Work to do – Reproduce every entry that follows word for word, but omit the images.

** begin Input for this task **

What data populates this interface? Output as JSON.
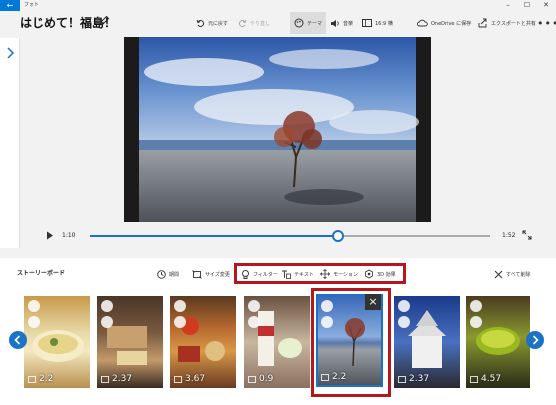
{
  "window": {
    "app_title": "フォト",
    "back_icon": "back-arrow-icon",
    "minimize": "–",
    "maximize": "☐",
    "close": "✕"
  },
  "header": {
    "project_title": "はじめて！福島！",
    "undo_label": "元に戻す",
    "redo_label": "やり直し",
    "theme_label": "テーマ",
    "music_label": "音楽",
    "aspect_label": "16:9 横",
    "onedrive_label": "OneDrive に保存",
    "export_label": "エクスポートと共有",
    "more_label": "•••"
  },
  "playback": {
    "current_time": "1:10",
    "total_time": "1:52",
    "progress_fraction": 0.62
  },
  "storyboard": {
    "label": "ストーリーボード",
    "tools": {
      "duration": "期間",
      "resize": "サイズ変更",
      "filter": "フィルター",
      "text": "テキスト",
      "motion": "モーション",
      "effects3d": "3D 効果",
      "remove_all": "すべて削除"
    },
    "clips": [
      {
        "duration": "2.2",
        "image": "chawanmushi-bowl"
      },
      {
        "duration": "2.37",
        "image": "grilled-fish-dish"
      },
      {
        "duration": "3.67",
        "image": "assorted-food-tray"
      },
      {
        "duration": "0.9",
        "image": "sake-bottle-and-dumpling"
      },
      {
        "duration": "2.2",
        "image": "beach-tree-selected"
      },
      {
        "duration": "2.37",
        "image": "castle-tower"
      },
      {
        "duration": "4.57",
        "image": "green-tea-cup"
      }
    ]
  },
  "colors": {
    "accent": "#1a73c9",
    "highlight": "#b3181e",
    "titlebar_accent": "#0078d7"
  }
}
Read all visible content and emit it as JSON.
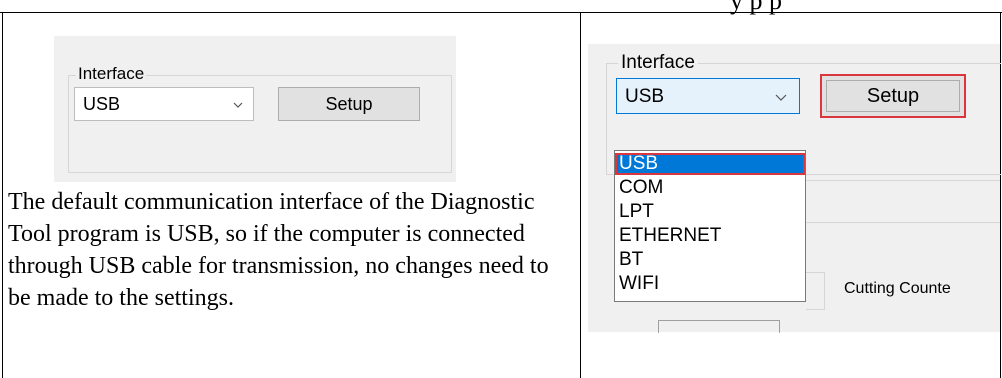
{
  "top_fragment": "y   p          p",
  "left_panel": {
    "group_label": "Interface",
    "combo_value": "USB",
    "setup_label": "Setup"
  },
  "description": "The default communication interface of the Diagnostic Tool program is USB, so if the computer is connected through USB cable for transmission, no changes need to be made to the settings.",
  "right_panel": {
    "group_label": "Interface",
    "combo_value": "USB",
    "setup_label": "Setup",
    "dropdown_options": [
      "USB",
      "COM",
      "LPT",
      "ETHERNET",
      "BT",
      "WIFI"
    ],
    "selected_option": "USB",
    "cutting_counter_label": "Cutting Counte"
  },
  "colors": {
    "highlight_red": "#d9363e",
    "selection_blue": "#0078d7",
    "window_bg": "#f0f0f0"
  }
}
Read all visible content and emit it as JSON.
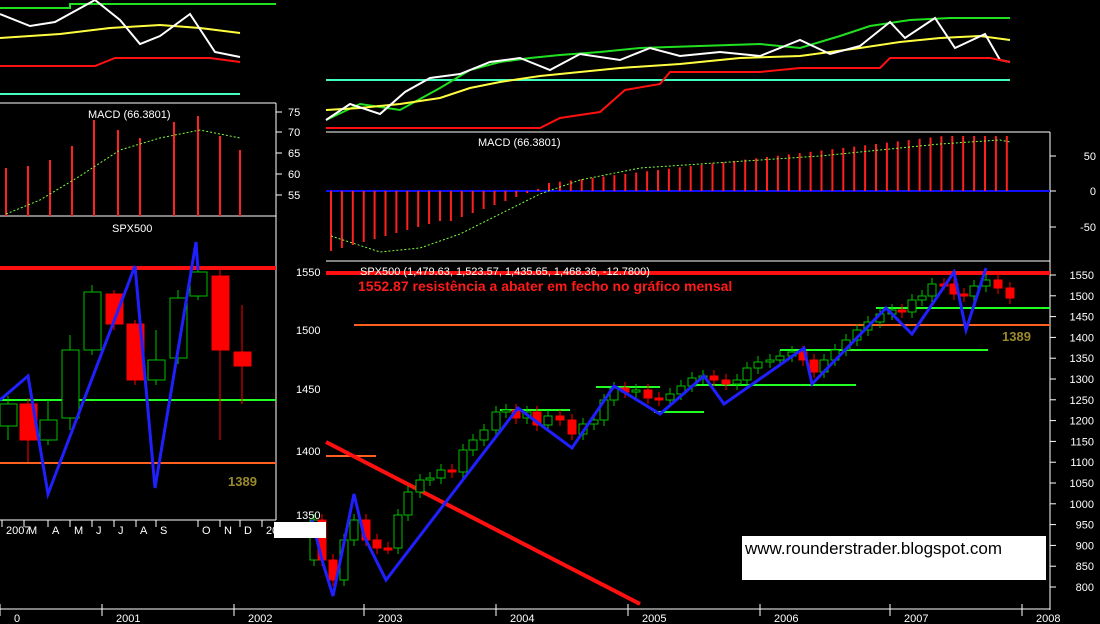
{
  "chart_data": [
    {
      "type": "line",
      "panel": "left-oscillator",
      "series": [],
      "x": [],
      "notes": "unlabeled oscillator panel (white, yellow, green, red lines)"
    },
    {
      "type": "bar",
      "panel": "left-macd",
      "title": "MACD (66.3801)",
      "ytick_labels": [
        "75",
        "70",
        "65",
        "60",
        "55"
      ],
      "ylim": [
        52,
        76
      ]
    },
    {
      "type": "candlestick",
      "panel": "left-price",
      "title": "SPX500",
      "x_tick_labels": [
        "2007",
        "M",
        "A",
        "M",
        "J",
        "J",
        "A",
        "S",
        "O",
        "N",
        "D",
        "20"
      ],
      "level_label": "1389"
    },
    {
      "type": "bar",
      "panel": "right-macd",
      "title": "MACD (66.3801)",
      "ytick_labels": [
        "50",
        "0",
        "-50"
      ],
      "ylim": [
        -75,
        100
      ]
    },
    {
      "type": "candlestick",
      "panel": "right-price",
      "title": "SPX500 (1,479.63, 1,523.57, 1,435.65, 1,468.36, -12.7800)",
      "annotation": "1552.87 resistência a abater em fecho no gráfico mensal",
      "level_label": "1389",
      "left_ytick_labels": [
        "1550",
        "1500",
        "1450",
        "1400",
        "1350"
      ],
      "right_ytick_labels": [
        "1550",
        "1500",
        "1450",
        "1400",
        "1350",
        "1300",
        "1250",
        "1200",
        "1150",
        "1100",
        "1050",
        "1000",
        "950",
        "900",
        "850",
        "800"
      ],
      "x_tick_labels": [
        "0",
        "2001",
        "2002",
        "2003",
        "2004",
        "2005",
        "2006",
        "2007",
        "2008"
      ],
      "ylim_right": [
        760,
        1580
      ]
    }
  ],
  "watermark": "www.rounderstrader.blogspot.com",
  "colors": {
    "background": "#000000",
    "up": "#00c000",
    "down": "#ff0000",
    "trend": "#2020ff",
    "support": "#22ff22",
    "resistance": "#ff0000",
    "level": "#ff6020",
    "oscillator_white": "#ffffff",
    "oscillator_yellow": "#ffff40",
    "oscillator_green": "#20e020",
    "oscillator_red": "#ff1010"
  }
}
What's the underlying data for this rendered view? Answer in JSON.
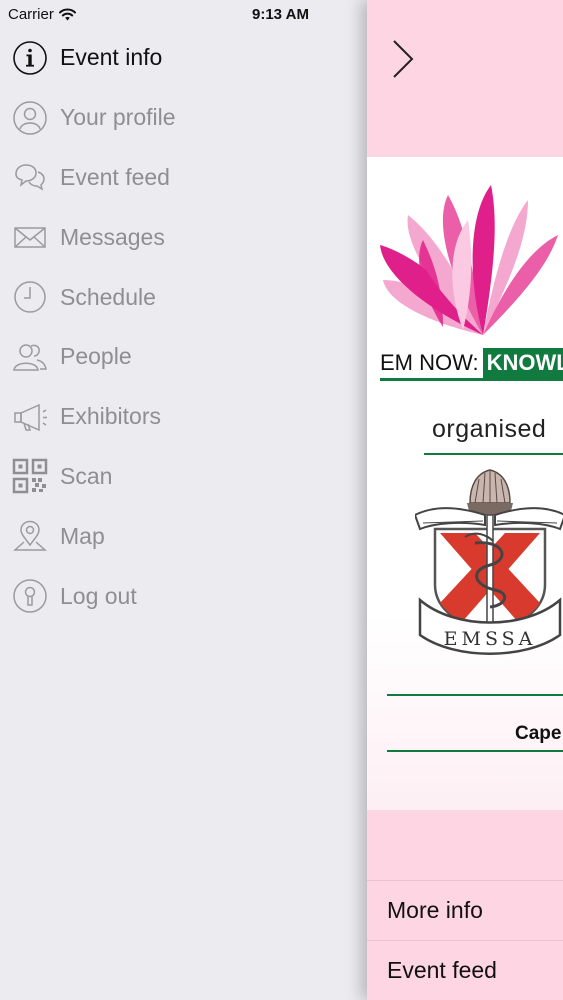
{
  "status_bar": {
    "carrier": "Carrier",
    "time": "9:13 AM",
    "battery_level": 1.0
  },
  "menu": {
    "items": [
      {
        "label": "Event info",
        "icon": "info-icon",
        "active": true
      },
      {
        "label": "Your profile",
        "icon": "profile-icon",
        "active": false
      },
      {
        "label": "Event feed",
        "icon": "chat-bubbles-icon",
        "active": false
      },
      {
        "label": "Messages",
        "icon": "envelope-icon",
        "active": false
      },
      {
        "label": "Schedule",
        "icon": "clock-icon",
        "active": false
      },
      {
        "label": "People",
        "icon": "people-icon",
        "active": false
      },
      {
        "label": "Exhibitors",
        "icon": "megaphone-icon",
        "active": false
      },
      {
        "label": "Scan",
        "icon": "qr-code-icon",
        "active": false
      },
      {
        "label": "Map",
        "icon": "map-pin-icon",
        "active": false
      },
      {
        "label": "Log out",
        "icon": "logout-keyhole-icon",
        "active": false
      }
    ]
  },
  "panel": {
    "banner": {
      "event_text_plain": "EM NOW:",
      "event_text_highlight": "KNOWL",
      "organised": "organised",
      "emblem_text": "EMSSA",
      "city": "Cape"
    },
    "bottom_items": [
      {
        "label": "More info"
      },
      {
        "label": "Event feed"
      }
    ]
  },
  "colors": {
    "menu_background": "#ebebf0",
    "menu_text_active": "#111111",
    "menu_text_inactive": "#8e8e93",
    "panel_background": "#fdd5e3",
    "brand_green": "#117a3e",
    "brand_pink": "#e0208a",
    "emblem_red": "#d83a2e"
  }
}
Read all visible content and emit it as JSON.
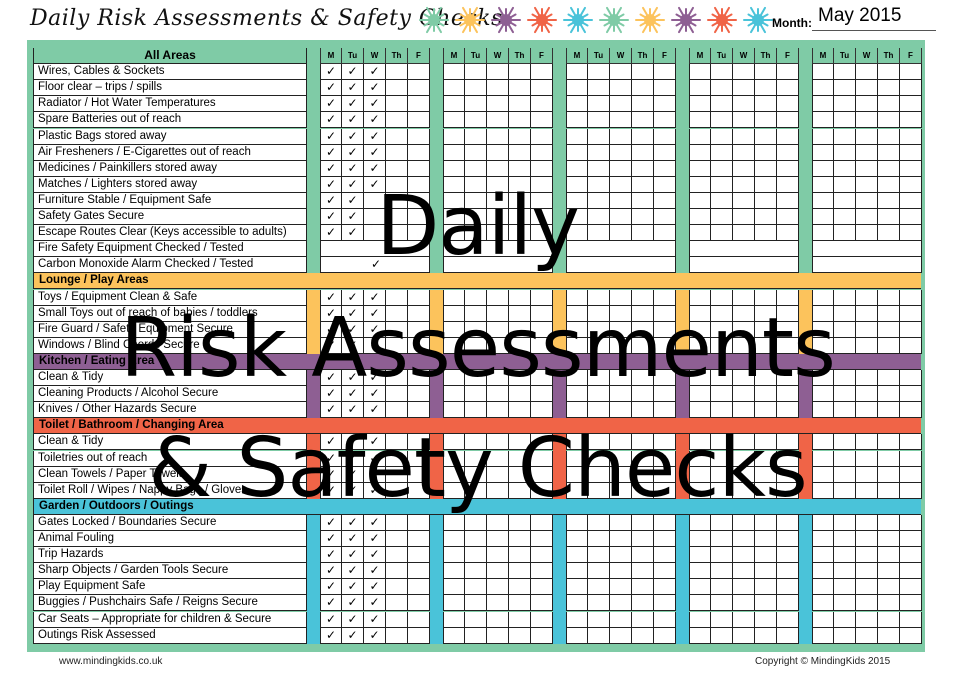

** end Input for this task **

Correct output –
What data populates this interface? Output as JSON.
{
  "window": {
    "app_title": "フォト",
    "back_icon": "back-arrow-icon",
    "minimize": "–",
    "maximize": "☐",
    "close": "✕"
  },
  "header": {
    "project_title": "はじめて！福島！",
    "undo_label": "元に戻す",
    "redo_label": "やり直し",
    "theme_label": "テーマ",
    "music_label": "音楽",
    "aspect_label": "16:9 横",
    "onedrive_label": "OneDrive に保存",
    "export_label": "エクスポートと共有",
    "more_label": "•••"
  },
  "playback": {
    "current_time": "1:10",
    "total_time": "1:52",
    "progress_fraction": 0.62
  },
  "storyboard": {
    "label": "ストーリーボード",
    "tools": {
      "duration": "期間",
      "resize": "サイズ変更",
      "filter": "フィルター",
      "text": "テキスト",
      "motion": "モーション",
      "effects3d": "3D 効果",
      "remove_all": "すべて削除"
    },
    "clips": [
      {
        "duration": "2.2",
        "image": "chawanmushi-bowl"
      },
      {
        "duration": "2.37",
        "image": "grilled-fish-dish"
      },
      {
        "duration": "3.67",
        "image": "assorted-food-tray"
      },
      {
        "duration": "0.9",
        "image": "sake-bottle-and-dumpling"
      },
      {
        "duration": "2.2",
        "image": "beach-tree-selected"
      },
      {
        "duration": "2.37",
        "image": "castle-tower"
      },
      {
        "duration": "4.57",
        "image": "green-tea-cup"
      }
    ]
  },
  "colors": {
    "accent": "#1a73c9",
    "highlight": "#b3181e",
    "titlebar_accent": "#0078d7"
  }
}
Read all visible content and emit it as JSON.
{
  "top_fragment": "y   p          p",
  "left_panel": {
    "group_label": "Interface",
    "combo_value": "USB",
    "setup_label": "Setup"
  },
  "description": "The default communication interface of the Diagnostic Tool program is USB, so if the computer is connected through USB cable for transmission, no changes need to be made to the settings.",
  "right_panel": {
    "group_label": "Interface",
    "combo_value": "USB",
    "setup_label": "Setup",
    "dropdown_options": [
      "USB",
      "COM",
      "LPT",
      "ETHERNET",
      "BT",
      "WIFI"
    ],
    "selected_option": "USB",
    "cutting_counter_label": "Cutting Counte"
  },
  "colors": {
    "highlight_red": "#d9363e",
    "selection_blue": "#0078d7",
    "window_bg": "#f0f0f0"
  }
}
Read all visible content and emit it as JSON.
{
  "chart_data": [
    {
      "type": "line",
      "panel": "left-oscillator",
      "series": [],
      "x": [],
      "notes": "unlabeled oscillator panel (white, yellow, green, red lines)"
    },
    {
      "type": "bar",
      "panel": "left-macd",
      "title": "MACD (66.3801)",
      "ytick_labels": [
        "75",
        "70",
        "65",
        "60",
        "55"
      ],
      "ylim": [
        52,
        76
      ]
    },
    {
      "type": "candlestick",
      "panel": "left-price",
      "title": "SPX500",
      "x_tick_labels": [
        "2007",
        "M",
        "A",
        "M",
        "J",
        "J",
        "A",
        "S",
        "O",
        "N",
        "D",
        "20"
      ],
      "level_label": "1389"
    },
    {
      "type": "bar",
      "panel": "right-macd",
      "title": "MACD (66.3801)",
      "ytick_labels": [
        "50",
        "0",
        "-50"
      ],
      "ylim": [
        -75,
        100
      ]
    },
    {
      "type": "candlestick",
      "panel": "right-price",
      "title": "SPX500 (1,479.63, 1,523.57, 1,435.65, 1,468.36, -12.7800)",
      "annotation": "1552.87 resistência a abater em fecho no gráfico mensal",
      "level_label": "1389",
      "left_ytick_labels": [
        "1550",
        "1500",
        "1450",
        "1400",
        "1350"
      ],
      "right_ytick_labels": [
        "1550",
        "1500",
        "1450",
        "1400",
        "1350",
        "1300",
        "1250",
        "1200",
        "1150",
        "1100",
        "1050",
        "1000",
        "950",
        "900",
        "850",
        "800"
      ],
      "x_tick_labels": [
        "0",
        "2001",
        "2002",
        "2003",
        "2004",
        "2005",
        "2006",
        "2007",
        "2008"
      ],
      "ylim_right": [
        760,
        1580
      ]
    }
  ],
  "watermark": "www.rounderstrader.blogspot.com",
  "colors": {
    "background": "#000000",
    "up": "#00c000",
    "down": "#ff0000",
    "trend": "#2020ff",
    "support": "#22ff22",
    "resistance": "#ff0000",
    "level": "#ff6020",
    "oscillator_white": "#ffffff",
    "oscillator_yellow": "#ffff40",
    "oscillator_green": "#20e020",
    "oscillator_red": "#ff1010"
  }
}
What's the underlying data for this rendered view? Answer in JSON.
{
  "status_bar": {
    "carrier": "Carrier",
    "time": "9:13 AM",
    "battery_level": 1.0
  },
  "menu": {
    "items": [
      {
        "label": "Event info",
        "icon": "info-icon",
        "active": true
      },
      {
        "label": "Your profile",
        "icon": "profile-icon",
        "active": false
      },
      {
        "label": "Event feed",
        "icon": "chat-bubbles-icon",
        "active": false
      },
      {
        "label": "Messages",
        "icon": "envelope-icon",
        "active": false
      },
      {
        "label": "Schedule",
        "icon": "clock-icon",
        "active": false
      },
      {
        "label": "People",
        "icon": "people-icon",
        "active": false
      },
      {
        "label": "Exhibitors",
        "icon": "megaphone-icon",
        "active": false
      },
      {
        "label": "Scan",
        "icon": "qr-code-icon",
        "active": false
      },
      {
        "label": "Map",
        "icon": "map-pin-icon",
        "active": false
      },
      {
        "label": "Log out",
        "icon": "logout-keyhole-icon",
        "active": false
      }
    ]
  },
  "panel": {
    "banner": {
      "event_text_plain": "EM NOW:",
      "event_text_highlight": "KNOWL",
      "organised": "organised",
      "emblem_text": "EMSSA",
      "city": "Cape"
    },
    "bottom_items": [
      {
        "label": "More info"
      },
      {
        "label": "Event feed"
      }
    ]
  },
  "colors": {
    "menu_background": "#ebebf0",
    "menu_text_active": "#111111",
    "menu_text_inactive": "#8e8e93",
    "panel_background": "#fdd5e3",
    "brand_green": "#117a3e",
    "brand_pink": "#e0208a",
    "emblem_red": "#d83a2e"
  }
}
Read all visible content and emit it as JSON.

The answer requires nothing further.